Stored entries:
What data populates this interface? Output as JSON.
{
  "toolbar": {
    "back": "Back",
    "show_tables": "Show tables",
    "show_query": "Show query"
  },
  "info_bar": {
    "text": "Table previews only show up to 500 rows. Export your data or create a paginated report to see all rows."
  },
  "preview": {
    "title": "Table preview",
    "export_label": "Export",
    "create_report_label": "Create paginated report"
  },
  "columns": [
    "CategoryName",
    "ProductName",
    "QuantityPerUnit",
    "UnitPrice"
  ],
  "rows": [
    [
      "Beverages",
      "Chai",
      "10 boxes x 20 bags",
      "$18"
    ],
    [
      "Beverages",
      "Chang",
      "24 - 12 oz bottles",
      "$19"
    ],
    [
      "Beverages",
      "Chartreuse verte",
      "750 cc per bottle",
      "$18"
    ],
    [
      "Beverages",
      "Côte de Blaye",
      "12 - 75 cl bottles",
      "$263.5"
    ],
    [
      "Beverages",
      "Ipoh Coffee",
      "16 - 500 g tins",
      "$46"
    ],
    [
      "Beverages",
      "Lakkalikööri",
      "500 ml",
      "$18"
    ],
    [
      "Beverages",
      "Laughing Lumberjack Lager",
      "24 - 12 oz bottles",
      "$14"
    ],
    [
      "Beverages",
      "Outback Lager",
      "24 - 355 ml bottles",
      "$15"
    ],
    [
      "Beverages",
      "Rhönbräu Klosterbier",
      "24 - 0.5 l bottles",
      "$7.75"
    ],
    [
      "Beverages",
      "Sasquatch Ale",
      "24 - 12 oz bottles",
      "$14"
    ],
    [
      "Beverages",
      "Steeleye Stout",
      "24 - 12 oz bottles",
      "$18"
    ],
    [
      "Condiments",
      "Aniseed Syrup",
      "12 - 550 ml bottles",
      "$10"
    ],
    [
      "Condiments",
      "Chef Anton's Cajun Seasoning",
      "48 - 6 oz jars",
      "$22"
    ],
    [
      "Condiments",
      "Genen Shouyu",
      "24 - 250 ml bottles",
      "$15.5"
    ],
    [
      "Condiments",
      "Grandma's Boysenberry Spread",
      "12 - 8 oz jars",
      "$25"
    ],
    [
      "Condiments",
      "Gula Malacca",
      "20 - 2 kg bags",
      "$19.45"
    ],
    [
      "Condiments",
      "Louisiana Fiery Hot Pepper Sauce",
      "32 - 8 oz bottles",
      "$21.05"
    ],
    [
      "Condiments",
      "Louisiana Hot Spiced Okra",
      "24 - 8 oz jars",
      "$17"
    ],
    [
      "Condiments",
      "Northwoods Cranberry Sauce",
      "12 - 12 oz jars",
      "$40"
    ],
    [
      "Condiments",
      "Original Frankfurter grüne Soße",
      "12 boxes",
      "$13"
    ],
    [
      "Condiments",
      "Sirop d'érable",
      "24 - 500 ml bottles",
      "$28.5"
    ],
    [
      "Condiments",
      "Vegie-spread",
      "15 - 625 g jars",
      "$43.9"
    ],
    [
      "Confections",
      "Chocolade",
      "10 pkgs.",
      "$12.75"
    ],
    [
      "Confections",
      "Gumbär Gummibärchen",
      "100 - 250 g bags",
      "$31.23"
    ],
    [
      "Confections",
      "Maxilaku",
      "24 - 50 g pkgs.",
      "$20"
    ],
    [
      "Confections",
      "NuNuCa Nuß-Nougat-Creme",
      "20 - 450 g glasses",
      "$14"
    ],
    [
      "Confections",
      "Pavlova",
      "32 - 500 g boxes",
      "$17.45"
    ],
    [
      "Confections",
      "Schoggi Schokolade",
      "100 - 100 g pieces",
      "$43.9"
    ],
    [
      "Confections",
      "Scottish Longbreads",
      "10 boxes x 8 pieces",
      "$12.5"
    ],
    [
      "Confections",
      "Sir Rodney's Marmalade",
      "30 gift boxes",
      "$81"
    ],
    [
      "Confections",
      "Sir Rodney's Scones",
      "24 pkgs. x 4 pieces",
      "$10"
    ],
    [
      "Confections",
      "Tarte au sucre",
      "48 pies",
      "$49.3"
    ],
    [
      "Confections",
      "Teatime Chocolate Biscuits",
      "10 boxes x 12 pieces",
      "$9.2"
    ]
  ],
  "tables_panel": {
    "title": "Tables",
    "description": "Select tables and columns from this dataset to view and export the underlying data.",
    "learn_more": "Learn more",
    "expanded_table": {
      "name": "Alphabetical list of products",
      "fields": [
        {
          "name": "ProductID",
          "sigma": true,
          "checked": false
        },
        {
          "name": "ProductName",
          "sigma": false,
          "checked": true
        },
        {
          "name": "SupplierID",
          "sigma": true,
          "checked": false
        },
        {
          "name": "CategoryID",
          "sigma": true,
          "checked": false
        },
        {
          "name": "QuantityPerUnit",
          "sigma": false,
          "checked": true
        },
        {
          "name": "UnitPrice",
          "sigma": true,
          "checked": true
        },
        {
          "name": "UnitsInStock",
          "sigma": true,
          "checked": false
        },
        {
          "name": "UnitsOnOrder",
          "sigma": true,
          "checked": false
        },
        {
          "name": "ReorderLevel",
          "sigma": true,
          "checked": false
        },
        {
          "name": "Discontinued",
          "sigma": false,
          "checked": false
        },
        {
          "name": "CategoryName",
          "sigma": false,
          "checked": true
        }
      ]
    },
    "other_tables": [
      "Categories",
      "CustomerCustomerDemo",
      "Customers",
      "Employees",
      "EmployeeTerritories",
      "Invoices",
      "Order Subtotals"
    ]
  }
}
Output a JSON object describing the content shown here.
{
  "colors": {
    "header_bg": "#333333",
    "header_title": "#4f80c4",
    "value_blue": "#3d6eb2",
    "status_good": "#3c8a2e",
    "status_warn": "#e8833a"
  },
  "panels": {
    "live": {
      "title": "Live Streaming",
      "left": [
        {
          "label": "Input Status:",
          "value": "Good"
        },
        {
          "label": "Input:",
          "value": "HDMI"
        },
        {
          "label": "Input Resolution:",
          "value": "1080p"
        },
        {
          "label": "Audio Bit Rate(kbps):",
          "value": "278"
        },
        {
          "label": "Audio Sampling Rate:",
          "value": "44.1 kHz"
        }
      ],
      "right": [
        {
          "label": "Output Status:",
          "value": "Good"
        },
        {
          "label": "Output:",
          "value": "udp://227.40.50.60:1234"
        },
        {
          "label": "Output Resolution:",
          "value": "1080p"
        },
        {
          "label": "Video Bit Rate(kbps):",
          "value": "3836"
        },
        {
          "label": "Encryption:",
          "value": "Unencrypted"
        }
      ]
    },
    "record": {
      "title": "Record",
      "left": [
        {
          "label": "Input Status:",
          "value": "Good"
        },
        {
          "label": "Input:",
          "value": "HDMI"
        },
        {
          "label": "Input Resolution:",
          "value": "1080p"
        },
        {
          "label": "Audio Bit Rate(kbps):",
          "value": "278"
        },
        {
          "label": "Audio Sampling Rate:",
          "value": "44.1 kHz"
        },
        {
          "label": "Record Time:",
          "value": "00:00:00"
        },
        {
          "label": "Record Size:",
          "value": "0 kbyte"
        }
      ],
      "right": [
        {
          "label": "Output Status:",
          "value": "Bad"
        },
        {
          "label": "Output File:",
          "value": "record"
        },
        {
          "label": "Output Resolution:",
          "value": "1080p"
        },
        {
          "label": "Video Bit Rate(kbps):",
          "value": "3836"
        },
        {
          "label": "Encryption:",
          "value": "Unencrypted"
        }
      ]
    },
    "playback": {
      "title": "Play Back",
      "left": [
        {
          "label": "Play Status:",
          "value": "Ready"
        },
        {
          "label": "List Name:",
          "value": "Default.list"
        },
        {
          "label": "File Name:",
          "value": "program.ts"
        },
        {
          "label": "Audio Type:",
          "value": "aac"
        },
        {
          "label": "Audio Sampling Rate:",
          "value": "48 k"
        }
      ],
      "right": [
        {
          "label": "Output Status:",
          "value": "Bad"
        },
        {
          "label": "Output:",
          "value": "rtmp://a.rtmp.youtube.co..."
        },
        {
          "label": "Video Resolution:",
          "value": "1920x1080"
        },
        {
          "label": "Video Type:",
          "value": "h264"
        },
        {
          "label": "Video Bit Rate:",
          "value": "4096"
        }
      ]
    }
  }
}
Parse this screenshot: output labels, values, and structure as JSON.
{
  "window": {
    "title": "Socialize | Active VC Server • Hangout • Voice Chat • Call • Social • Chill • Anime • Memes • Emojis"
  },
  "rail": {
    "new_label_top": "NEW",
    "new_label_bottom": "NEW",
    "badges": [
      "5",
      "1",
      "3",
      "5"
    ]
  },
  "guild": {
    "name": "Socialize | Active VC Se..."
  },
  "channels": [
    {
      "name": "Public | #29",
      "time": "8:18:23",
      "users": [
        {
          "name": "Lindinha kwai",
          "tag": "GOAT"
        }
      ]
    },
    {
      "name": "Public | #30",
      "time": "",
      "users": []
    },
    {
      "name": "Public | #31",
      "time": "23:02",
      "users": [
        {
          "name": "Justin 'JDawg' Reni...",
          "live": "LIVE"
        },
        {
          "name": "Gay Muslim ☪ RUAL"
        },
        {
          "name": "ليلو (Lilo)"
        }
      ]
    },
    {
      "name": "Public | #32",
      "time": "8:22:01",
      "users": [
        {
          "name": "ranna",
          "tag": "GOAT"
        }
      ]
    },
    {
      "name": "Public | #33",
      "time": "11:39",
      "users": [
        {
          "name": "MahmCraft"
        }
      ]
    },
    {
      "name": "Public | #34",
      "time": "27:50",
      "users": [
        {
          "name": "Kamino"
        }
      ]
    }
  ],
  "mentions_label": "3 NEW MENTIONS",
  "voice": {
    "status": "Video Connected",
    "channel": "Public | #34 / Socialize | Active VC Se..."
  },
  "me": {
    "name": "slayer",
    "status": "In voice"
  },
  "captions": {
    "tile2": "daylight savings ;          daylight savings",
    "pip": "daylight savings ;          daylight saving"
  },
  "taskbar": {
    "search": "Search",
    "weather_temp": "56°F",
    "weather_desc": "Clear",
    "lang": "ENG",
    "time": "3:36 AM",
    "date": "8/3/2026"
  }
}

» Task details
Select the lines in this material that hold the word "data", leaving none out.

» Task result
What data populates this interface? Output as JSON.
    "text": "Table previews only show up to 500 rows. Export your data or create a paginated report to see all rows."
    "description": "Select tables and columns from this dataset to view and export the underlying data.",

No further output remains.